───── Provided records ─────
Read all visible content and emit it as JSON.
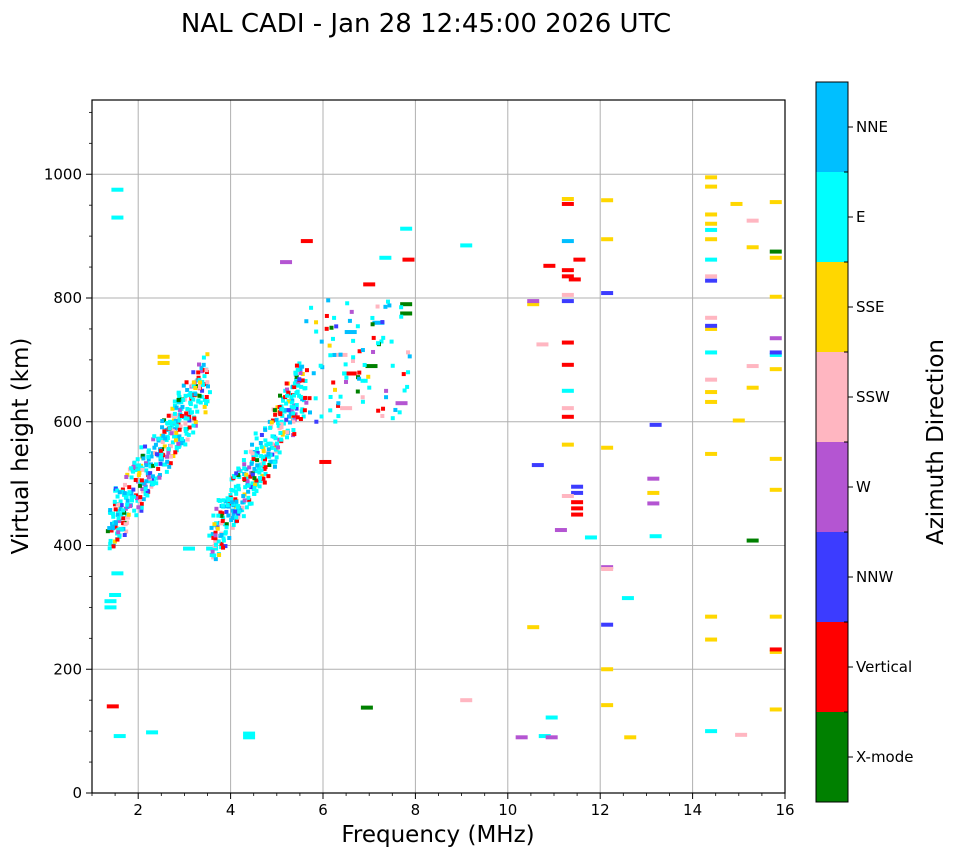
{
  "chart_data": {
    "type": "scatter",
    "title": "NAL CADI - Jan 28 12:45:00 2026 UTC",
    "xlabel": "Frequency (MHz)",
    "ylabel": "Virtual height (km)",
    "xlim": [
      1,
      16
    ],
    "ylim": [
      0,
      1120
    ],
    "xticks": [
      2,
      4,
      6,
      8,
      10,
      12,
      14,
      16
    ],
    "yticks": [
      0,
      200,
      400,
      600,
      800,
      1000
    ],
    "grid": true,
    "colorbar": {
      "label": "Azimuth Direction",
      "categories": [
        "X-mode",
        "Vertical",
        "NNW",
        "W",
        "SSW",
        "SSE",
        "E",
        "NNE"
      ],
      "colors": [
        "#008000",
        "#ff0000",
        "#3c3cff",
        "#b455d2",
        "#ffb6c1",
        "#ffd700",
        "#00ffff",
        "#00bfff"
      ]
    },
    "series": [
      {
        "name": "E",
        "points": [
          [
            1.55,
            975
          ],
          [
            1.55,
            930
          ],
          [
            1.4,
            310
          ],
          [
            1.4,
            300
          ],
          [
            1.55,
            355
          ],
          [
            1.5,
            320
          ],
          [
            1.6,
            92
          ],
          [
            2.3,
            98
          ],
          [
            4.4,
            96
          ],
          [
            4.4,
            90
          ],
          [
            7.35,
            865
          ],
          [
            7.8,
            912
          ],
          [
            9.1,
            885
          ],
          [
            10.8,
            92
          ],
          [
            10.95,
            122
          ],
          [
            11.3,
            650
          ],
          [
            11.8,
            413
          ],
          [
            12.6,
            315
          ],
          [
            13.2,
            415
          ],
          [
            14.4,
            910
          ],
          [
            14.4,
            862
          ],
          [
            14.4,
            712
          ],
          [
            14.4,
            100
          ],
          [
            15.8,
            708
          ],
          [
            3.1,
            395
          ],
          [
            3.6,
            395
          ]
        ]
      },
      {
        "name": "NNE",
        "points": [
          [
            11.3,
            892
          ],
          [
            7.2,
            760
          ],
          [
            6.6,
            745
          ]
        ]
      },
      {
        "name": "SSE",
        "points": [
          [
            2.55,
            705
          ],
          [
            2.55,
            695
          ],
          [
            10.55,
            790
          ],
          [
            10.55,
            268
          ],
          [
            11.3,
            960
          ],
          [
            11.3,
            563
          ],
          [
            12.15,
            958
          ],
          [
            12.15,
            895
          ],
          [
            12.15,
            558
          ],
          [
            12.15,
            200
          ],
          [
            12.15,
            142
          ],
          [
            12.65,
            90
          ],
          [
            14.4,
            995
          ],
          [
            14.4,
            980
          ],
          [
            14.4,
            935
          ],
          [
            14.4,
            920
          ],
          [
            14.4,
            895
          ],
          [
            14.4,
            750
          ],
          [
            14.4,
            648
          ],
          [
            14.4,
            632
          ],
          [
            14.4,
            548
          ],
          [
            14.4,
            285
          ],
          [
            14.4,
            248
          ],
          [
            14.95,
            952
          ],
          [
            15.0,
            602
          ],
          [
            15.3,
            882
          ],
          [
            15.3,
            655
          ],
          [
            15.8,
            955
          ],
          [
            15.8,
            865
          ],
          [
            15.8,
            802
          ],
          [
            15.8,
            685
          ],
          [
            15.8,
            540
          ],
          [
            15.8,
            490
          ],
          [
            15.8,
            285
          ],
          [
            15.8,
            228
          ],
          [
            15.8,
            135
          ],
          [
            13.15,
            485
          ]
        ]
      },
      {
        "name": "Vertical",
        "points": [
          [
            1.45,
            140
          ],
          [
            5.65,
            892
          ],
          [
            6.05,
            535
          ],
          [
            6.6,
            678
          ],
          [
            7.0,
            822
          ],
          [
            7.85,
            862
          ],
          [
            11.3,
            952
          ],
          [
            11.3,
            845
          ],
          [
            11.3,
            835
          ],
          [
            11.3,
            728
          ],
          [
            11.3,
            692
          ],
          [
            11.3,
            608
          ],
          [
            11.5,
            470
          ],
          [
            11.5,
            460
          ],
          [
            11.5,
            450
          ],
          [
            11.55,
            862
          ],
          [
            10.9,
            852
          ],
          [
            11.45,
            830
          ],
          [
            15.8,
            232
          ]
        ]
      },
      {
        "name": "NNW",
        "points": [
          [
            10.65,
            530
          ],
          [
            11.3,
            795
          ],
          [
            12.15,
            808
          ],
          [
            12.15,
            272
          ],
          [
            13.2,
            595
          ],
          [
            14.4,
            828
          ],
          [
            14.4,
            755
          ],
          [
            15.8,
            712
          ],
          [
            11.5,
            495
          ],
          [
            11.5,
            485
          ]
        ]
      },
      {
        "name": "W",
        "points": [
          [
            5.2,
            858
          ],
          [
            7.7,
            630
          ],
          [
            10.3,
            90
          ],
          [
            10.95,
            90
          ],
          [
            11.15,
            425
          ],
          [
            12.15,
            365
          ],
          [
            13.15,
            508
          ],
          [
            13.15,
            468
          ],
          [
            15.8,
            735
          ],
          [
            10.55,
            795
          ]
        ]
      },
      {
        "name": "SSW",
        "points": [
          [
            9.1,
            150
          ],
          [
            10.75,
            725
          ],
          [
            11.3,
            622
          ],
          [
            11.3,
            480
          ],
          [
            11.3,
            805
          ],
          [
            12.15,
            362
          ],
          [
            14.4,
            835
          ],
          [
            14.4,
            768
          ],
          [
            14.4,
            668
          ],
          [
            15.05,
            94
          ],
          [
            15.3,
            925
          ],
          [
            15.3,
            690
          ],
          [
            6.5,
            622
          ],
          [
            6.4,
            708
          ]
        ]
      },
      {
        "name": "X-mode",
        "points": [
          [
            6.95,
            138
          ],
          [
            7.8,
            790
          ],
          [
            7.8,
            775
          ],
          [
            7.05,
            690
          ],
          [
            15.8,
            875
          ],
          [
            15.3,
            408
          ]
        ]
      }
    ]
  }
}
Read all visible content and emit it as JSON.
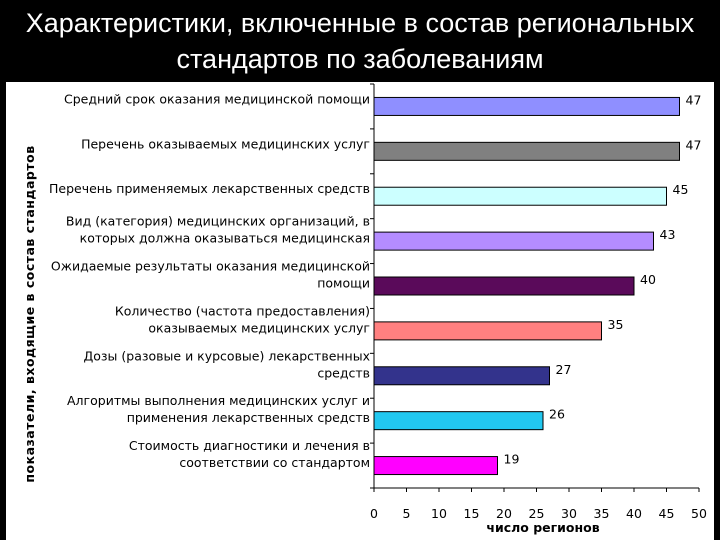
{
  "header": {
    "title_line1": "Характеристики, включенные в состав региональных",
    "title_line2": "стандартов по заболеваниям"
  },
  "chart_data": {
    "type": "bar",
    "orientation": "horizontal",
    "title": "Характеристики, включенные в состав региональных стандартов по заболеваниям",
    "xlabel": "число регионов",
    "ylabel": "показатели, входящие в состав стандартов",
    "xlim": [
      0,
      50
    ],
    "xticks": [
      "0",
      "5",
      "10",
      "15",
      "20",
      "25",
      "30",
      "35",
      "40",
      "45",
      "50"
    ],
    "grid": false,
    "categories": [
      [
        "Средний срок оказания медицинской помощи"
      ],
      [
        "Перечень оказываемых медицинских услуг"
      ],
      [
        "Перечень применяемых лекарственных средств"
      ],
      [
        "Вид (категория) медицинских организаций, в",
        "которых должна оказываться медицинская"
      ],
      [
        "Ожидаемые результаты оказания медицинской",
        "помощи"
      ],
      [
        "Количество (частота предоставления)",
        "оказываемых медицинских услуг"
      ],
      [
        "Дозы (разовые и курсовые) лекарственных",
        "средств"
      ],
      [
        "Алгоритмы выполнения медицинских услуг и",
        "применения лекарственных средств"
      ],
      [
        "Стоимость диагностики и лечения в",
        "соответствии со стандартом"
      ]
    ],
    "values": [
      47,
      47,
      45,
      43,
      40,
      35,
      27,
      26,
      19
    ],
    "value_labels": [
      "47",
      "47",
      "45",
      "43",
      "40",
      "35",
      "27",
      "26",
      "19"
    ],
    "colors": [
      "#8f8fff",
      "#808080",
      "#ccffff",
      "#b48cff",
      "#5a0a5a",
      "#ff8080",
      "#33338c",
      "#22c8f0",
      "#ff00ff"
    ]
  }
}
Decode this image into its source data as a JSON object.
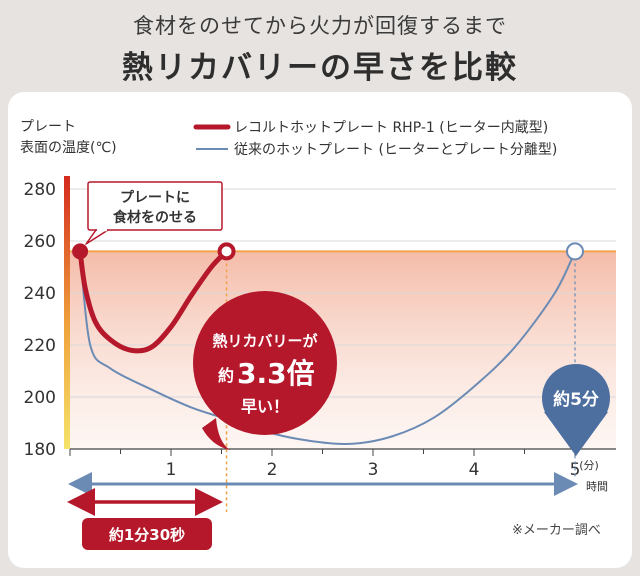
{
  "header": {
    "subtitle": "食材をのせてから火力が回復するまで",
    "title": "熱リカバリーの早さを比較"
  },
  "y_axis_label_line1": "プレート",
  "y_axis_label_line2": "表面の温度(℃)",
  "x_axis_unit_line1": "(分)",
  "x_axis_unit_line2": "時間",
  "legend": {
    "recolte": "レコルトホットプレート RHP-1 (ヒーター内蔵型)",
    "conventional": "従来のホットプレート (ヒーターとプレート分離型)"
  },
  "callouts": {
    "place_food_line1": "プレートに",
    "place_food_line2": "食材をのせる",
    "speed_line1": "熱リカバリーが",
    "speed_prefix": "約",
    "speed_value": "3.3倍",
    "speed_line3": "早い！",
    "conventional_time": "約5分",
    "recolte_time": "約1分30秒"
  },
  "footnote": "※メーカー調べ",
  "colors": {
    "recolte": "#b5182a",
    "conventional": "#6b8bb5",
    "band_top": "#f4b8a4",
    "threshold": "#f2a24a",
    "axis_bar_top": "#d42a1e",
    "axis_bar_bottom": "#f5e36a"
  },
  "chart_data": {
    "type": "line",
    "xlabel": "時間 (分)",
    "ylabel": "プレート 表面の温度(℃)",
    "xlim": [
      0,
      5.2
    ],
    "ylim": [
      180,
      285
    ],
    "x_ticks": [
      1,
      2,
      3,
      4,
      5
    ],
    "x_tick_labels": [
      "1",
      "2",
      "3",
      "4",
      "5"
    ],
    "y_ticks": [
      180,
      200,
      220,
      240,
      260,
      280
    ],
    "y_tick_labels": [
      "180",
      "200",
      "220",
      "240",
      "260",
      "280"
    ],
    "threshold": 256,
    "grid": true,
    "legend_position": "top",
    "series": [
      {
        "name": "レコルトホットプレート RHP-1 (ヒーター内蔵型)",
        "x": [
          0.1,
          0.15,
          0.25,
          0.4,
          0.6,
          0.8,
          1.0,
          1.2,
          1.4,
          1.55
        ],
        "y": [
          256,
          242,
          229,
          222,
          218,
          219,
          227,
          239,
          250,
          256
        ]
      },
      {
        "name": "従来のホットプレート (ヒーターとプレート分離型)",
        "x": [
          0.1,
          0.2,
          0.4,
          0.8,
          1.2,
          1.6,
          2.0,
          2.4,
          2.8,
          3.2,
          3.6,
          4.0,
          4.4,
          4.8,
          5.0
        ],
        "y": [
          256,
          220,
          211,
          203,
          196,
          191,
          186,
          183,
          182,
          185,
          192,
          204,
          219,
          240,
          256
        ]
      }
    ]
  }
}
─────
## Do this:
Pull every line containing "лекарственных" from the material above.

## Answer to the problem:
        "Перечень применяемых лекарственных средств"
        "Дозы (разовые и курсовые) лекарственных",
        "применения лекарственных средств"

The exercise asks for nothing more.